● WRITTEN INSTRUCTION:
Review the listing and copy each line that holds the word "from".

═══ MATERIALS PROVIDED ═══

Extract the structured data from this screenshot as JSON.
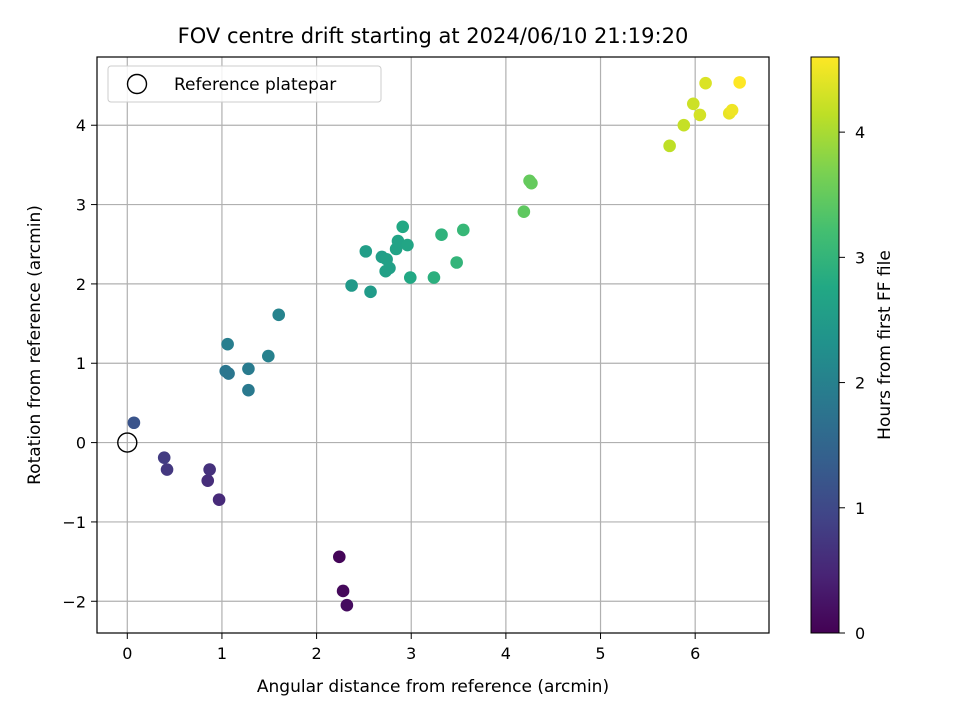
{
  "chart_data": {
    "type": "scatter",
    "title": "FOV centre drift starting at 2024/06/10 21:19:20",
    "xlabel": "Angular distance from reference (arcmin)",
    "ylabel": "Rotation from reference (arcmin)",
    "xlim": [
      -0.32,
      6.78
    ],
    "ylim": [
      -2.4,
      4.86
    ],
    "x_ticks": [
      0,
      1,
      2,
      3,
      4,
      5,
      6
    ],
    "y_ticks": [
      -2,
      -1,
      0,
      1,
      2,
      3,
      4
    ],
    "x_tick_labels": [
      "0",
      "1",
      "2",
      "3",
      "4",
      "5",
      "6"
    ],
    "y_tick_labels": [
      "−2",
      "−1",
      "0",
      "1",
      "2",
      "3",
      "4"
    ],
    "grid": true,
    "legend": {
      "position": "top-left",
      "entries": [
        "Reference platepar"
      ]
    },
    "reference_point": {
      "x": 0,
      "y": 0
    },
    "colorbar": {
      "label": "Hours from first FF file",
      "colormap": "viridis",
      "range": [
        0,
        4.6
      ],
      "ticks": [
        0,
        1,
        2,
        3,
        4
      ],
      "tick_labels": [
        "0",
        "1",
        "2",
        "3",
        "4"
      ]
    },
    "points": [
      {
        "x": 2.24,
        "y": -1.44,
        "c": 0.05
      },
      {
        "x": 2.28,
        "y": -1.87,
        "c": 0.1
      },
      {
        "x": 2.32,
        "y": -2.05,
        "c": 0.15
      },
      {
        "x": 0.97,
        "y": -0.72,
        "c": 0.55
      },
      {
        "x": 0.85,
        "y": -0.48,
        "c": 0.6
      },
      {
        "x": 0.87,
        "y": -0.34,
        "c": 0.65
      },
      {
        "x": 0.42,
        "y": -0.34,
        "c": 0.75
      },
      {
        "x": 0.39,
        "y": -0.19,
        "c": 0.8
      },
      {
        "x": 0.07,
        "y": 0.25,
        "c": 1.2
      },
      {
        "x": 1.07,
        "y": 0.87,
        "c": 1.8
      },
      {
        "x": 1.04,
        "y": 0.9,
        "c": 1.8
      },
      {
        "x": 1.28,
        "y": 0.66,
        "c": 1.85
      },
      {
        "x": 1.28,
        "y": 0.93,
        "c": 1.9
      },
      {
        "x": 1.06,
        "y": 1.24,
        "c": 1.95
      },
      {
        "x": 1.49,
        "y": 1.09,
        "c": 2.0
      },
      {
        "x": 1.6,
        "y": 1.61,
        "c": 2.05
      },
      {
        "x": 2.37,
        "y": 1.98,
        "c": 2.45
      },
      {
        "x": 2.57,
        "y": 1.9,
        "c": 2.5
      },
      {
        "x": 2.52,
        "y": 2.41,
        "c": 2.55
      },
      {
        "x": 2.69,
        "y": 2.34,
        "c": 2.55
      },
      {
        "x": 2.74,
        "y": 2.31,
        "c": 2.6
      },
      {
        "x": 2.73,
        "y": 2.16,
        "c": 2.6
      },
      {
        "x": 2.77,
        "y": 2.2,
        "c": 2.6
      },
      {
        "x": 2.84,
        "y": 2.44,
        "c": 2.65
      },
      {
        "x": 2.86,
        "y": 2.54,
        "c": 2.65
      },
      {
        "x": 2.96,
        "y": 2.49,
        "c": 2.7
      },
      {
        "x": 2.91,
        "y": 2.72,
        "c": 2.75
      },
      {
        "x": 2.99,
        "y": 2.08,
        "c": 2.75
      },
      {
        "x": 3.24,
        "y": 2.08,
        "c": 2.9
      },
      {
        "x": 3.32,
        "y": 2.62,
        "c": 2.95
      },
      {
        "x": 3.48,
        "y": 2.27,
        "c": 3.0
      },
      {
        "x": 3.55,
        "y": 2.68,
        "c": 3.05
      },
      {
        "x": 4.19,
        "y": 2.91,
        "c": 3.45
      },
      {
        "x": 4.25,
        "y": 3.3,
        "c": 3.5
      },
      {
        "x": 4.27,
        "y": 3.27,
        "c": 3.5
      },
      {
        "x": 5.73,
        "y": 3.74,
        "c": 4.15
      },
      {
        "x": 5.88,
        "y": 4.0,
        "c": 4.2
      },
      {
        "x": 5.98,
        "y": 4.27,
        "c": 4.25
      },
      {
        "x": 6.05,
        "y": 4.13,
        "c": 4.3
      },
      {
        "x": 6.11,
        "y": 4.53,
        "c": 4.35
      },
      {
        "x": 6.36,
        "y": 4.15,
        "c": 4.45
      },
      {
        "x": 6.39,
        "y": 4.19,
        "c": 4.5
      },
      {
        "x": 6.47,
        "y": 4.54,
        "c": 4.6
      }
    ]
  }
}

═══

● CORRECT OUTPUT:
Extract the structured data from this screenshot as JSON.
    "xlabel": "Angular distance from reference (arcmin)",
    "ylabel": "Rotation from reference (arcmin)",
      "label": "Hours from first FF file",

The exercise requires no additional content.